### Task prompt:
Copy out the records precisely, omitting pictures.
───── Raw data ─────
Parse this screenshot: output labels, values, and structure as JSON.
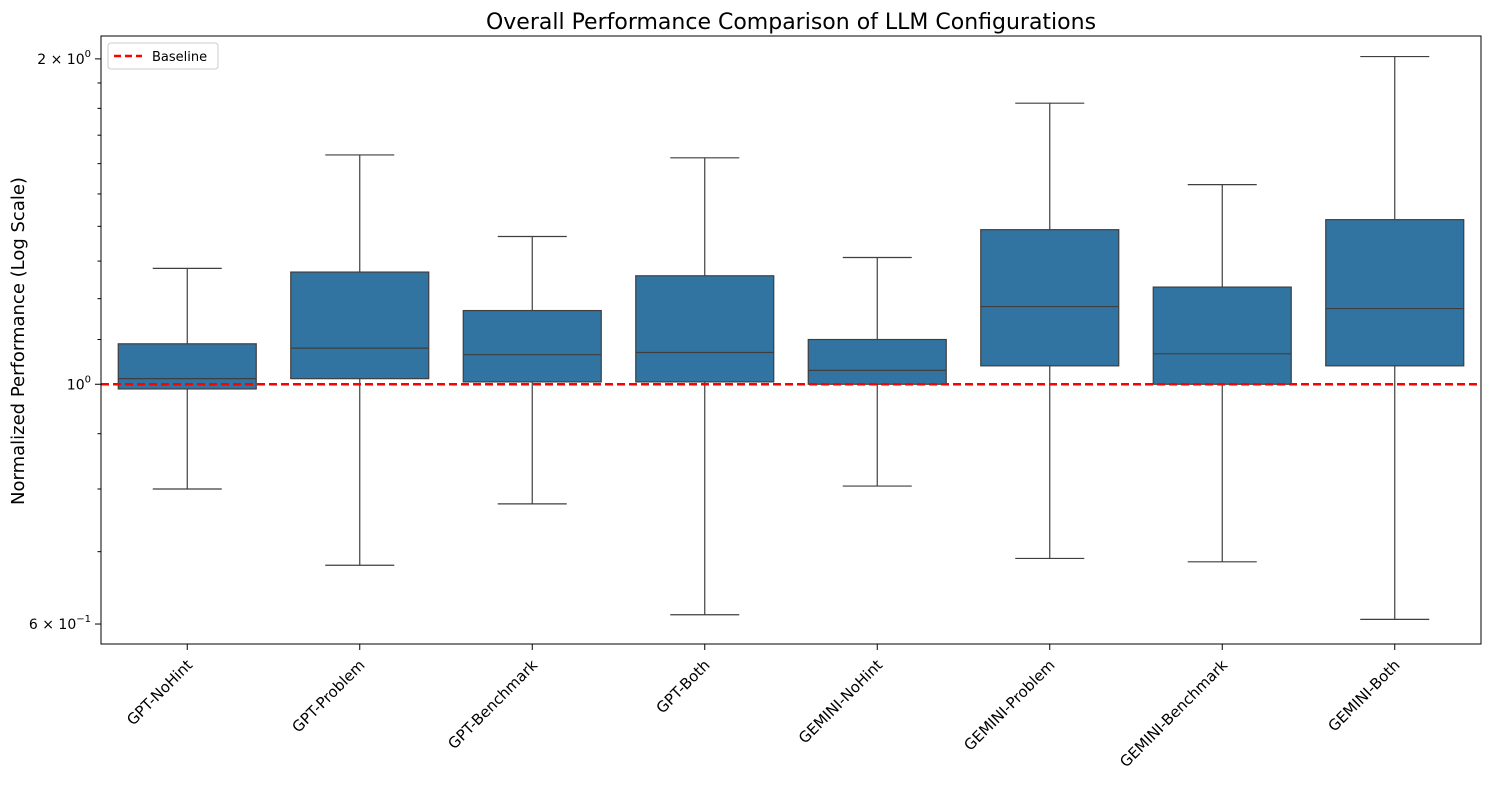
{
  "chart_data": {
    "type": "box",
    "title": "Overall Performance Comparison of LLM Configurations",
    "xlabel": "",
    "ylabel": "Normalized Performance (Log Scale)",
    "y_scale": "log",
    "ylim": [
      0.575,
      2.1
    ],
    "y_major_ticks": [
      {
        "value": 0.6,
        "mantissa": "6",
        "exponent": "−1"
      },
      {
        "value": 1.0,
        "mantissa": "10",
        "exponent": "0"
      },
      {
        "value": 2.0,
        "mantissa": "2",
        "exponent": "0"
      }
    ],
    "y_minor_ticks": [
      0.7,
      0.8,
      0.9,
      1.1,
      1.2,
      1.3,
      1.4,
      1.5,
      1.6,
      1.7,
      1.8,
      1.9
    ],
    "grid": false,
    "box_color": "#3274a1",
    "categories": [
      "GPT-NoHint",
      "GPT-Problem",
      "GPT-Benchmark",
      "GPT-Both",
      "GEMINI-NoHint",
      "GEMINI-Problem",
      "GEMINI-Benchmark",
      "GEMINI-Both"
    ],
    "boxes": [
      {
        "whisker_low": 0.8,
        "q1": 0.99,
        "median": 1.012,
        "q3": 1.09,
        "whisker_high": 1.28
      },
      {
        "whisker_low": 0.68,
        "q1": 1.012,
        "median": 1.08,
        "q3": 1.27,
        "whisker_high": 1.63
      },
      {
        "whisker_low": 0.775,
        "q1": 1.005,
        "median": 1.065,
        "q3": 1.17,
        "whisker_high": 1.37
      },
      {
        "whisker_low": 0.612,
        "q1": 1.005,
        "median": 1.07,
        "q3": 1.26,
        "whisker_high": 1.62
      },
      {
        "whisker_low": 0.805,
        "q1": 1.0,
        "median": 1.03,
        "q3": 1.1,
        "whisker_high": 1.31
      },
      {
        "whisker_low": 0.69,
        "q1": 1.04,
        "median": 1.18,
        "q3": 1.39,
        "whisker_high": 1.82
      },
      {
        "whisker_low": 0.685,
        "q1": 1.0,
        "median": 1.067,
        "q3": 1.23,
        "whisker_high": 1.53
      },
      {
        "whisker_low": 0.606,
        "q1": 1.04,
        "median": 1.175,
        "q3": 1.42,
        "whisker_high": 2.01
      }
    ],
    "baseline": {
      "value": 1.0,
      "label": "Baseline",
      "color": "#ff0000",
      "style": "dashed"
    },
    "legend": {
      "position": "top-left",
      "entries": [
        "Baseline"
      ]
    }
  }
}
─────
### The solution:
Parse this screenshot: output labels, values, and structure as JSON.
{
  "chart_data": {
    "type": "box",
    "title": "Overall Performance Comparison of LLM Configurations",
    "xlabel": "",
    "ylabel": "Normalized Performance (Log Scale)",
    "y_scale": "log",
    "ylim": [
      0.575,
      2.1
    ],
    "y_major_ticks": [
      {
        "value": 0.6,
        "mantissa": "6",
        "exponent": "−1"
      },
      {
        "value": 1.0,
        "mantissa": "10",
        "exponent": "0"
      },
      {
        "value": 2.0,
        "mantissa": "2",
        "exponent": "0"
      }
    ],
    "y_minor_ticks": [
      0.7,
      0.8,
      0.9,
      1.1,
      1.2,
      1.3,
      1.4,
      1.5,
      1.6,
      1.7,
      1.8,
      1.9
    ],
    "grid": false,
    "box_color": "#3274a1",
    "categories": [
      "GPT-NoHint",
      "GPT-Problem",
      "GPT-Benchmark",
      "GPT-Both",
      "GEMINI-NoHint",
      "GEMINI-Problem",
      "GEMINI-Benchmark",
      "GEMINI-Both"
    ],
    "boxes": [
      {
        "whisker_low": 0.8,
        "q1": 0.99,
        "median": 1.012,
        "q3": 1.09,
        "whisker_high": 1.28
      },
      {
        "whisker_low": 0.68,
        "q1": 1.012,
        "median": 1.08,
        "q3": 1.27,
        "whisker_high": 1.63
      },
      {
        "whisker_low": 0.775,
        "q1": 1.005,
        "median": 1.065,
        "q3": 1.17,
        "whisker_high": 1.37
      },
      {
        "whisker_low": 0.612,
        "q1": 1.005,
        "median": 1.07,
        "q3": 1.26,
        "whisker_high": 1.62
      },
      {
        "whisker_low": 0.805,
        "q1": 1.0,
        "median": 1.03,
        "q3": 1.1,
        "whisker_high": 1.31
      },
      {
        "whisker_low": 0.69,
        "q1": 1.04,
        "median": 1.18,
        "q3": 1.39,
        "whisker_high": 1.82
      },
      {
        "whisker_low": 0.685,
        "q1": 1.0,
        "median": 1.067,
        "q3": 1.23,
        "whisker_high": 1.53
      },
      {
        "whisker_low": 0.606,
        "q1": 1.04,
        "median": 1.175,
        "q3": 1.42,
        "whisker_high": 2.01
      }
    ],
    "baseline": {
      "value": 1.0,
      "label": "Baseline",
      "color": "#ff0000",
      "style": "dashed"
    },
    "legend": {
      "position": "top-left",
      "entries": [
        "Baseline"
      ]
    }
  }
}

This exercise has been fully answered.